• [WRITTEN REQUEST]
Where a line contains the string "التي", copy that line.

• [MATERIALS PROVIDED]

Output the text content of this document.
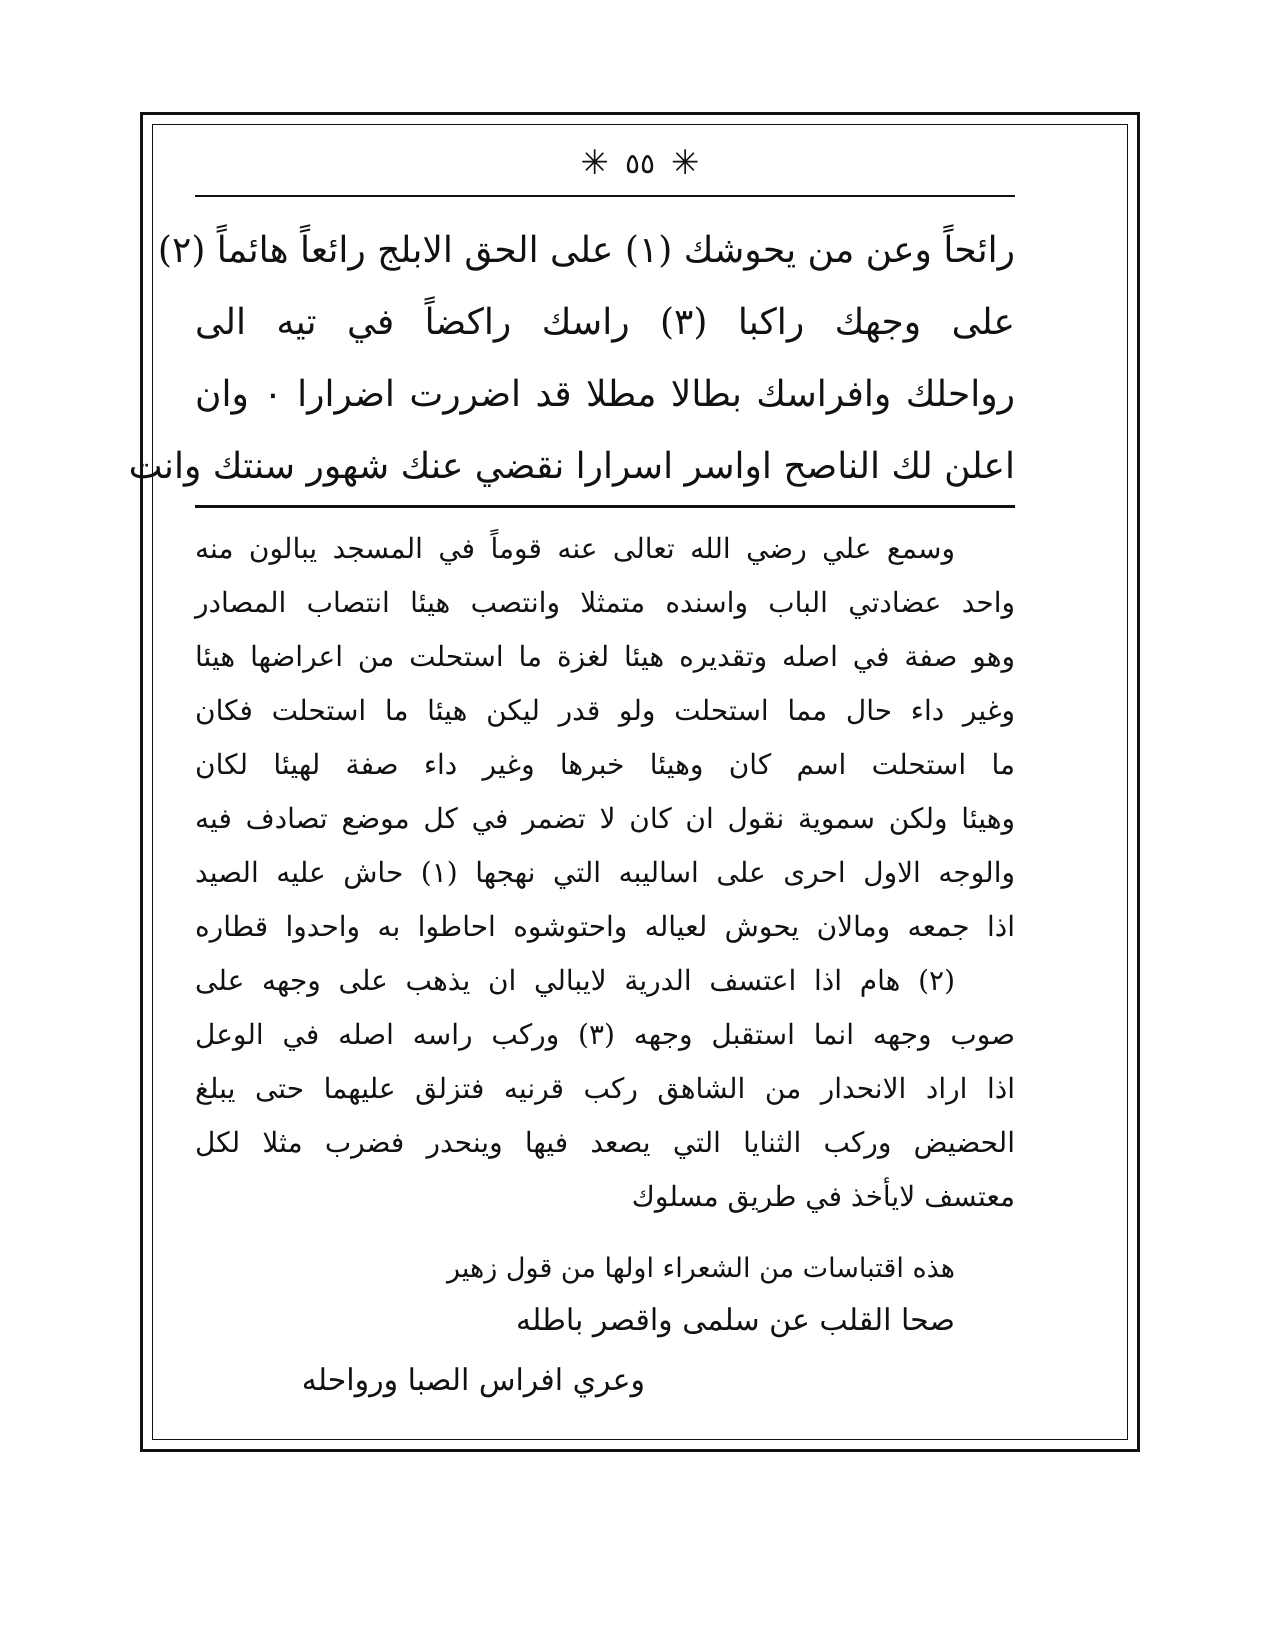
✳ ٥٥ ✳
رائحاً وعن من يحوشك (١) على الحق الابلج رائعاً هائماً (٢)
على وجهك راكبا (٣) راسك راكضاً في تيه الى
رواحلك وافراسك بطالا مطلا قد اضررت اضرارا ٠ وان
اعلن لك الناصح اواسر اسرارا نقضي عنك شهور سنتك وانت
وسمع علي رضي الله تعالى عنه قوماً في المسجد يبالون منه
واحد عضادتي الباب واسنده متمثلا وانتصب هيئا انتصاب المصادر
وهو صفة في اصله وتقديره هيئا لغزة ما استحلت من اعراضها هيئا
وغير داء حال مما استحلت ولو قدر ليكن هيئا ما استحلت فكان
ما استحلت اسم كان وهيئا خبرها وغير داء صفة لهيئا لكان
وهيئا ولكن سموية نقول ان كان لا تضمر في كل موضع تصادف فيه
والوجه الاول احرى على اساليبه التي نهجها (١) حاش عليه الصيد
اذا جمعه ومالان يحوش لعياله واحتوشوه احاطوا به واحدوا قطاره
(٢) هام اذا اعتسف الدرية لايبالي ان يذهب على وجهه على
صوب وجهه انما استقبل وجهه (٣) وركب راسه اصله في الوعل
اذا اراد الانحدار من الشاهق ركب قرنيه فتزلق عليهما حتى يبلغ
الحضيض وركب الثنايا التي يصعد فيها وينحدر فضرب مثلا لكل
معتسف لايأخذ في طريق مسلوك
هذه اقتباسات من الشعراء اولها من قول زهير
صحا القلب عن سلمى واقصر باطله
وعري افراس الصبا ورواحله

• [RESULT BELOW]
والوجه الاول احرى على اساليبه التي نهجها (١) حاش عليه الصيد
الحضيض وركب الثنايا التي يصعد فيها وينحدر فضرب مثلا لكل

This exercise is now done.